[Data entries]

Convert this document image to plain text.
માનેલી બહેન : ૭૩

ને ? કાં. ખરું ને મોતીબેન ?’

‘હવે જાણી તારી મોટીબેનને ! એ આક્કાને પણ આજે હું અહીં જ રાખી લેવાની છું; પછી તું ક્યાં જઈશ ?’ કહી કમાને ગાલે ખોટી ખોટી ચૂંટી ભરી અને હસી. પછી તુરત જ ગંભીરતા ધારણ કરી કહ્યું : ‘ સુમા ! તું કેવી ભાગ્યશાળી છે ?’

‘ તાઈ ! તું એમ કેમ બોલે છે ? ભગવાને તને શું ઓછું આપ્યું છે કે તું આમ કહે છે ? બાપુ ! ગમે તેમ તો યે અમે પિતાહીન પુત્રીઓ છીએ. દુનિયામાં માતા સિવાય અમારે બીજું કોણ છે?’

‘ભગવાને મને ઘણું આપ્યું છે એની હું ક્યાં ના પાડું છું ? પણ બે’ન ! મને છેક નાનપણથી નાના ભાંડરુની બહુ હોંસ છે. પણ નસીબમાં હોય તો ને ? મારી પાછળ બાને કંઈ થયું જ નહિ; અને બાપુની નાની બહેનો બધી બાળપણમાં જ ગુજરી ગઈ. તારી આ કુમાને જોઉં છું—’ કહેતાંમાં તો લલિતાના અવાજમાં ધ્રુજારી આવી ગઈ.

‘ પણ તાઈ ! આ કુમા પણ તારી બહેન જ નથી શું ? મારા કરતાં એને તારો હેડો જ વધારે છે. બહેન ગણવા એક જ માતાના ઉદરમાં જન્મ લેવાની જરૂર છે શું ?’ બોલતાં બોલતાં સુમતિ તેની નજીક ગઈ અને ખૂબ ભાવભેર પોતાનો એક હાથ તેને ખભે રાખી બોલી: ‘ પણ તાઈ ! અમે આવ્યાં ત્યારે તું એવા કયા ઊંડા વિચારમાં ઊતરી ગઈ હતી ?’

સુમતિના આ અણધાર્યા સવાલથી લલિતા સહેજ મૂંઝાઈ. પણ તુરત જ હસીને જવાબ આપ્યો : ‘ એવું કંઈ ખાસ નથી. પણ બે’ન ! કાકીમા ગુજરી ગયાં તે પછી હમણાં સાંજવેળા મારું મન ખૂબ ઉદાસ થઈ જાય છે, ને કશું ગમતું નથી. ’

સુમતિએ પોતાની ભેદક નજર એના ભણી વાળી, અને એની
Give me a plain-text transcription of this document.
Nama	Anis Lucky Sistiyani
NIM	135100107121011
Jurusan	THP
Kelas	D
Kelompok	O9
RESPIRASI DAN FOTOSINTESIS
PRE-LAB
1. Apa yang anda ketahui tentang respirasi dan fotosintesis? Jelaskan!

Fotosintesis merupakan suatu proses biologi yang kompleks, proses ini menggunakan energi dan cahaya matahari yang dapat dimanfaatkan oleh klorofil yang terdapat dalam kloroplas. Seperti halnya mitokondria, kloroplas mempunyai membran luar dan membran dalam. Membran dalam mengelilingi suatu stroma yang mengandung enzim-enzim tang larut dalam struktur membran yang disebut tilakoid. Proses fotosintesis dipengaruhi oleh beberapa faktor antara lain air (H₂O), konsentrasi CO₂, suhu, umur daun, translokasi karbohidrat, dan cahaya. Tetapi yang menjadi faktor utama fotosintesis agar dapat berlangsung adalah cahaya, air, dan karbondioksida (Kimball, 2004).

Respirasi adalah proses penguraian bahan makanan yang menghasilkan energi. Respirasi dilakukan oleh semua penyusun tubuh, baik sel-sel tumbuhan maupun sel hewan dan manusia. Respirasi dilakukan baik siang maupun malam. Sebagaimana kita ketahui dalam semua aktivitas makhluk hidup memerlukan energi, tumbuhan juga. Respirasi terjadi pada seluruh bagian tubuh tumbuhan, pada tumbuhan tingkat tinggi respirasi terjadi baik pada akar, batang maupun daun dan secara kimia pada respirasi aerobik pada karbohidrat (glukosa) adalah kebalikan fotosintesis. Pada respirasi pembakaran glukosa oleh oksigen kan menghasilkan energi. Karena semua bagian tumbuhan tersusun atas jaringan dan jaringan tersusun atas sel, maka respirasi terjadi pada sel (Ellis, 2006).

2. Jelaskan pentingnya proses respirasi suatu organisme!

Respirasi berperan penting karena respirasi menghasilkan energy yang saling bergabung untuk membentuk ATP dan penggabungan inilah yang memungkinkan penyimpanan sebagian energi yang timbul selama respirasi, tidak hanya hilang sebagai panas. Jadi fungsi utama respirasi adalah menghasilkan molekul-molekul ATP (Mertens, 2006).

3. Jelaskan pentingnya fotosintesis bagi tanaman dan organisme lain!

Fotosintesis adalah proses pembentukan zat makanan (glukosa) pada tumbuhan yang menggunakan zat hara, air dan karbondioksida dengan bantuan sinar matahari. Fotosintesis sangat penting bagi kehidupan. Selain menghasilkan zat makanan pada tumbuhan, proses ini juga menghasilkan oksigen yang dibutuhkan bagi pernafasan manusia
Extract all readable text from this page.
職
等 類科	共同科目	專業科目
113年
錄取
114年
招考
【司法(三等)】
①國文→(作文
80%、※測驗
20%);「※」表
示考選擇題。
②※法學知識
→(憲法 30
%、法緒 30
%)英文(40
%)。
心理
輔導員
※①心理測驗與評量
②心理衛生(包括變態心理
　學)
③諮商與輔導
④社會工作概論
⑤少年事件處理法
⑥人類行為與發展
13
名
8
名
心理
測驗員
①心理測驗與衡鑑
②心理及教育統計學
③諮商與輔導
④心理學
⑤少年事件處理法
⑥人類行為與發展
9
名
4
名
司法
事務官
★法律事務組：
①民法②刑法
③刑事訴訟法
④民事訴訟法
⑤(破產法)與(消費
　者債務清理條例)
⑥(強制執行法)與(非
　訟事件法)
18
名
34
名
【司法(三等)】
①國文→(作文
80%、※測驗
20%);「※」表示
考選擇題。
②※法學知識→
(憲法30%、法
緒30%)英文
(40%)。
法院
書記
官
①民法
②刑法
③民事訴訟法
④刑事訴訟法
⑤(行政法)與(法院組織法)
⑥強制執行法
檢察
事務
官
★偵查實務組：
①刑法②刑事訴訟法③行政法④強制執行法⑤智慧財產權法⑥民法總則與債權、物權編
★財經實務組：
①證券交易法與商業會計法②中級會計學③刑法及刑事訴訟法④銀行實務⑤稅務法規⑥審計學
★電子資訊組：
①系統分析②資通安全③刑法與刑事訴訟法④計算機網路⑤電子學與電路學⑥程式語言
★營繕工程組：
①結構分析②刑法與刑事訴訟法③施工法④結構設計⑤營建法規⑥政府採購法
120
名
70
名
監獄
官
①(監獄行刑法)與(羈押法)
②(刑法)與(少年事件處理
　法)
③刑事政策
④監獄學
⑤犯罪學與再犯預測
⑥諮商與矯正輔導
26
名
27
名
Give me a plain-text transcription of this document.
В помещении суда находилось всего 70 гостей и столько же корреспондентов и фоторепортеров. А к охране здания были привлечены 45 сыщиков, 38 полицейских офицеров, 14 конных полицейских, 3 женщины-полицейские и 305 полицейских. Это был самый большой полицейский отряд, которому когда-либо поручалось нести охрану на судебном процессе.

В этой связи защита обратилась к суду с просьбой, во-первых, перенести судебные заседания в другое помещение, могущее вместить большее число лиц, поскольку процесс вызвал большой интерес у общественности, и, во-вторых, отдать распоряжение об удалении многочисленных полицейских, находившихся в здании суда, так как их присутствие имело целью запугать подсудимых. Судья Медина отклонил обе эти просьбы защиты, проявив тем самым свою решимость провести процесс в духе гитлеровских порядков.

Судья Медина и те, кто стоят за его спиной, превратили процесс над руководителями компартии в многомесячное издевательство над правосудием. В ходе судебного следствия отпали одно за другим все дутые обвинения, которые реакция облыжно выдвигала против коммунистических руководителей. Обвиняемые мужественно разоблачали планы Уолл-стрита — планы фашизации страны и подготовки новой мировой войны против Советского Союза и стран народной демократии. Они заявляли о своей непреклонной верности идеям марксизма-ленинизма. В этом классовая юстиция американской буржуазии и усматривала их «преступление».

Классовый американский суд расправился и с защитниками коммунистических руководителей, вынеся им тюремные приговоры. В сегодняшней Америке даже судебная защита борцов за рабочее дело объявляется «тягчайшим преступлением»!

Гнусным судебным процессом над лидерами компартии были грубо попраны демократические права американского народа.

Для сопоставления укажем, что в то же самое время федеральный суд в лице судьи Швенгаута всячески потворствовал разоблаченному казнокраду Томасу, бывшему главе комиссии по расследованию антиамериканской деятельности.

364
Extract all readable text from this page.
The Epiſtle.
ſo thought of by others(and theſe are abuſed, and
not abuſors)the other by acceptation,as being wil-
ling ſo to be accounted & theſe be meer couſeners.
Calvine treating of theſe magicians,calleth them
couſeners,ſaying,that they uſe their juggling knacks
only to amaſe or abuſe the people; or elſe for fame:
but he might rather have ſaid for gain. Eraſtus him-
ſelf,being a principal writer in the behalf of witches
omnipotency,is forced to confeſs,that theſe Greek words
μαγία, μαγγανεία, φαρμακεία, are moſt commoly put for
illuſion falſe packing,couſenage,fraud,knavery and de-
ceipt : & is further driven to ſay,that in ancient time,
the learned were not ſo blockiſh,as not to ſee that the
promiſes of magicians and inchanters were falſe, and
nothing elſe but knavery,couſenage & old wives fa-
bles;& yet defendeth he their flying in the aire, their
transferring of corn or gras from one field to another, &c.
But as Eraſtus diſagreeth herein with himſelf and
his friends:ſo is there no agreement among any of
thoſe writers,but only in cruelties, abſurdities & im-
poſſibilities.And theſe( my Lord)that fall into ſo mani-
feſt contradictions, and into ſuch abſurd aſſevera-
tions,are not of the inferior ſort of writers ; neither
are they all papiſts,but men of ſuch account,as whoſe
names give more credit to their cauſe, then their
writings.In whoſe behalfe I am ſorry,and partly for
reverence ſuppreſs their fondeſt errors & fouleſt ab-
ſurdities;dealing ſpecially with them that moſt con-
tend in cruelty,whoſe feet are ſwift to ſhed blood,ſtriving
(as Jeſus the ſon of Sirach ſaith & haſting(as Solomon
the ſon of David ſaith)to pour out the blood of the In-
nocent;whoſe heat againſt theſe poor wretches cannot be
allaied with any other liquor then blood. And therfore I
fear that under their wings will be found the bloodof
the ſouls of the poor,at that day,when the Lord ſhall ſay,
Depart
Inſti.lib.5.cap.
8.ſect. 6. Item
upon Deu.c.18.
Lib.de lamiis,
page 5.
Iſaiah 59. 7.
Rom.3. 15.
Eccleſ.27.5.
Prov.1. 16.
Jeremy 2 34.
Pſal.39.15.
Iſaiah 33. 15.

_Task requirements_.
Using the records above, copy every line that has the word "Jelaskan" in it.

_Exercise response_.
1. Apa yang anda ketahui tentang respirasi dan fotosintesis? Jelaskan!
2. Jelaskan pentingnya proses respirasi suatu organisme!
3. Jelaskan pentingnya fotosintesis bagi tanaman dan organisme lain!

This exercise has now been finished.